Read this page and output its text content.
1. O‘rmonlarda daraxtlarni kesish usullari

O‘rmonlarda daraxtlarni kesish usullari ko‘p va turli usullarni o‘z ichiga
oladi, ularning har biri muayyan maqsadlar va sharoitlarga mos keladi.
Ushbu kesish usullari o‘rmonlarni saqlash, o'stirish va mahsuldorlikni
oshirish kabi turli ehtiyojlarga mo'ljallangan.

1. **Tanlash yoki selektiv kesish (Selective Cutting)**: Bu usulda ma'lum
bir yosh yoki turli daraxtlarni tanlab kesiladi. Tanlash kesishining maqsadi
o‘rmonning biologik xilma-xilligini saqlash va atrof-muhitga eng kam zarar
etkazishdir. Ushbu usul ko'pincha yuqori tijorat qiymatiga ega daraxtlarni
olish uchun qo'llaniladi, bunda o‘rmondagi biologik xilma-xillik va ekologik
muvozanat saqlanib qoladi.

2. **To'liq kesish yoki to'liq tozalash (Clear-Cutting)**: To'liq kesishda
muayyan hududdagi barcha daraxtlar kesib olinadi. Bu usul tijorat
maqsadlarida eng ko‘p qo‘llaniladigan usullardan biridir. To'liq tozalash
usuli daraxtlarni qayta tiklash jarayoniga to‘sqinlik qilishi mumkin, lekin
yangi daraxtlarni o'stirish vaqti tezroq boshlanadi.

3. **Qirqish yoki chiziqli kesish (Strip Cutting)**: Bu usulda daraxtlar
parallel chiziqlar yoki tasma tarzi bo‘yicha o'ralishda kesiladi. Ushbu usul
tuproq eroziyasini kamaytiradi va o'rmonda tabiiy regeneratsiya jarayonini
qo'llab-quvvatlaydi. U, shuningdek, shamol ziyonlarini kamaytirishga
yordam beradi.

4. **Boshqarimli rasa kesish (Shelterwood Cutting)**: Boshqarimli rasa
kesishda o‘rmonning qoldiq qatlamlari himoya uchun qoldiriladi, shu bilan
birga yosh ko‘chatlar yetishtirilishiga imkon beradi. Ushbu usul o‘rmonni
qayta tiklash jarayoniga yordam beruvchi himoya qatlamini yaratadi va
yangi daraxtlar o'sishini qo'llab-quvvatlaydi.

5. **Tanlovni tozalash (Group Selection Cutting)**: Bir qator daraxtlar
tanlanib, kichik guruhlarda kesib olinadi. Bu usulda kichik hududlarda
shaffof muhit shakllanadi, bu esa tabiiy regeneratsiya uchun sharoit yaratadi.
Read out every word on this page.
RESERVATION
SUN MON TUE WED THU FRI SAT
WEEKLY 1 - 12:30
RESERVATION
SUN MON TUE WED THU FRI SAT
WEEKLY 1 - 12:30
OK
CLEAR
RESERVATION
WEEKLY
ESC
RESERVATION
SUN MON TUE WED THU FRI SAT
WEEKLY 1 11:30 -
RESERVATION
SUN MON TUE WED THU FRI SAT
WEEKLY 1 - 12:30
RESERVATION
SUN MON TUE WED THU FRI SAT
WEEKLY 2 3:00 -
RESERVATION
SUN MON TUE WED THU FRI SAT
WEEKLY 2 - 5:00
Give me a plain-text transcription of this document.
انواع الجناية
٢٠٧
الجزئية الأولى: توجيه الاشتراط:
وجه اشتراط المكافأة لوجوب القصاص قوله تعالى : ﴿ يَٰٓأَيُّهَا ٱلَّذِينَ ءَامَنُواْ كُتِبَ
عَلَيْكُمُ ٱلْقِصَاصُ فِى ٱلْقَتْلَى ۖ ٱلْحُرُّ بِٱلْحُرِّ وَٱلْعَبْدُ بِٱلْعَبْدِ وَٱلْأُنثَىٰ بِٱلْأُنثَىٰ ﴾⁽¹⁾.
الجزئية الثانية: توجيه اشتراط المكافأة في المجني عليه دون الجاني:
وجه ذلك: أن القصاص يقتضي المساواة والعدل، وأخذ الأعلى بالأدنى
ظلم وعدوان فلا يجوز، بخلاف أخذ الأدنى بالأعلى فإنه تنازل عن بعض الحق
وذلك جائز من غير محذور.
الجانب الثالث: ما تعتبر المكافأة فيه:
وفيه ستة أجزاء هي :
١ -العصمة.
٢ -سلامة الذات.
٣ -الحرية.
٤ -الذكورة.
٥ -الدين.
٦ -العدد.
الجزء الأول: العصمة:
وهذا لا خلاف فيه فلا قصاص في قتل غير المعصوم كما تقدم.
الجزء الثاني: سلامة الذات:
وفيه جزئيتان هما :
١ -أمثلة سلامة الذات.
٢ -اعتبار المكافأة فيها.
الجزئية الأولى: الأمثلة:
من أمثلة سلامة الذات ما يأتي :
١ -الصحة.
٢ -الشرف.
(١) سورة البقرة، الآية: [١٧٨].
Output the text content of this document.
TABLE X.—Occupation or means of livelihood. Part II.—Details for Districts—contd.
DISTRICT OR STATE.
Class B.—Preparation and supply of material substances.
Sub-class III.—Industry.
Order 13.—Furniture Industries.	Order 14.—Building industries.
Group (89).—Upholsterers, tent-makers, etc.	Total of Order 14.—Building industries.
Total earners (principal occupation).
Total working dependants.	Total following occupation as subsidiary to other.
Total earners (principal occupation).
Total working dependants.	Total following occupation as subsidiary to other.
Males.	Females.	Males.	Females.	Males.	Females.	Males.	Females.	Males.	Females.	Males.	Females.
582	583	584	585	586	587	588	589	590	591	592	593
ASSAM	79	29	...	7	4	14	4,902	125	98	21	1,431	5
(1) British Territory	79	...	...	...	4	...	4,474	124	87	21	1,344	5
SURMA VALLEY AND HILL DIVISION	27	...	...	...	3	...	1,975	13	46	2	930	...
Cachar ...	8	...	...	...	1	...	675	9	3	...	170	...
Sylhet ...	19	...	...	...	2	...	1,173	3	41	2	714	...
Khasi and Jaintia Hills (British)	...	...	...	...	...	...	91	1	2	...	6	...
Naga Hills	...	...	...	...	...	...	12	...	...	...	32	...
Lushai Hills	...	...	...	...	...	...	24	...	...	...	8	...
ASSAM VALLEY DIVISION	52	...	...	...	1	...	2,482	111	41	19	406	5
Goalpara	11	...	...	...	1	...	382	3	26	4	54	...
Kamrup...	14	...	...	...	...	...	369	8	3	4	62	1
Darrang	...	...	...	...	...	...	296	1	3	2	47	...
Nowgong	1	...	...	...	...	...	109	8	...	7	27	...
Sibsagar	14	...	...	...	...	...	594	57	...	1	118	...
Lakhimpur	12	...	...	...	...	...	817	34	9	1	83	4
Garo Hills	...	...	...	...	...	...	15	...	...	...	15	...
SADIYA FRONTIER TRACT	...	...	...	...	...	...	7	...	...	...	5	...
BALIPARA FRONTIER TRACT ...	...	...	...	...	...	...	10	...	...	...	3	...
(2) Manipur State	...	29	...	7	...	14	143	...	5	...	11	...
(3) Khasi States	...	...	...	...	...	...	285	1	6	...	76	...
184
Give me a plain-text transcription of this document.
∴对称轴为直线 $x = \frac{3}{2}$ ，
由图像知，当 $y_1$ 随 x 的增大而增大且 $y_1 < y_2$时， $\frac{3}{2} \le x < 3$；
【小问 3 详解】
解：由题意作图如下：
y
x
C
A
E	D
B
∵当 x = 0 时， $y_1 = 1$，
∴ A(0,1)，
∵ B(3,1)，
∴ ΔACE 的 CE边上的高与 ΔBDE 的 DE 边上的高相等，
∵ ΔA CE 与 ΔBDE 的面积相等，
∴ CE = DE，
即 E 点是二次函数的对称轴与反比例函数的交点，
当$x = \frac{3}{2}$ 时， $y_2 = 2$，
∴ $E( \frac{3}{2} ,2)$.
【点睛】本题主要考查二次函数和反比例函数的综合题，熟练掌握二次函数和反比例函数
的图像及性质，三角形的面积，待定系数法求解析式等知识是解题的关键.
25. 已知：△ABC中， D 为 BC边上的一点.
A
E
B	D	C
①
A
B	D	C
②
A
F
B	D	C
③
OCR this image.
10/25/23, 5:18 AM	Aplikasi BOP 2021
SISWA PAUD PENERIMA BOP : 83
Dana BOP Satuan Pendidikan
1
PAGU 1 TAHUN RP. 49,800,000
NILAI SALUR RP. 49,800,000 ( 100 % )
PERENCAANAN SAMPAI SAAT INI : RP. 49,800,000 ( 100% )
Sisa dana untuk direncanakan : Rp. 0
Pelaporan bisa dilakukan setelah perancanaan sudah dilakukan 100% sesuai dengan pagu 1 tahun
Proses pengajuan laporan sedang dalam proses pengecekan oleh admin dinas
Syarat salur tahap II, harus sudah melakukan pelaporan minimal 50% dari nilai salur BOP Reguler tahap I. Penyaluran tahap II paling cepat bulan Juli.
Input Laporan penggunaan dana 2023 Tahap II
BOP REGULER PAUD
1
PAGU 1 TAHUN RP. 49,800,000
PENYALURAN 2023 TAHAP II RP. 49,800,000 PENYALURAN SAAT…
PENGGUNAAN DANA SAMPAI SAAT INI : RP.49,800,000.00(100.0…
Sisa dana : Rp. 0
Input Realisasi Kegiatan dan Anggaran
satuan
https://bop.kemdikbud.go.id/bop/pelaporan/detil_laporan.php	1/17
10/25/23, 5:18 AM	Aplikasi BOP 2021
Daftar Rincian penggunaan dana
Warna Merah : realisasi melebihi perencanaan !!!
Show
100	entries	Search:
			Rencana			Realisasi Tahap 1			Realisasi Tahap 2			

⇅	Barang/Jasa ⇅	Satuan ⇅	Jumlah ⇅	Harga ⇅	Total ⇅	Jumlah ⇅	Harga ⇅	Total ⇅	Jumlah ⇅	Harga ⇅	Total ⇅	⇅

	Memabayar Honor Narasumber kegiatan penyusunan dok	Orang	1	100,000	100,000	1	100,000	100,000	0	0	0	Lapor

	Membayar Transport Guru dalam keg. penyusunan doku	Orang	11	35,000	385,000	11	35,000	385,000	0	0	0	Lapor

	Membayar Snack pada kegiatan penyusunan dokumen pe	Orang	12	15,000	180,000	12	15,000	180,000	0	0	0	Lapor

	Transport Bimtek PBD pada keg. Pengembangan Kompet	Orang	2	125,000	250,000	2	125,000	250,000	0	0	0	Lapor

• To be done
From the data above, copy each line that has the string "stirish".

• The completed task
Ushbu kesish usullari o‘rmonlarni saqlash, o'stirish va mahsuldorlikni
yangi daraxtlarni o'stirish vaqti tezroq boshlanadi.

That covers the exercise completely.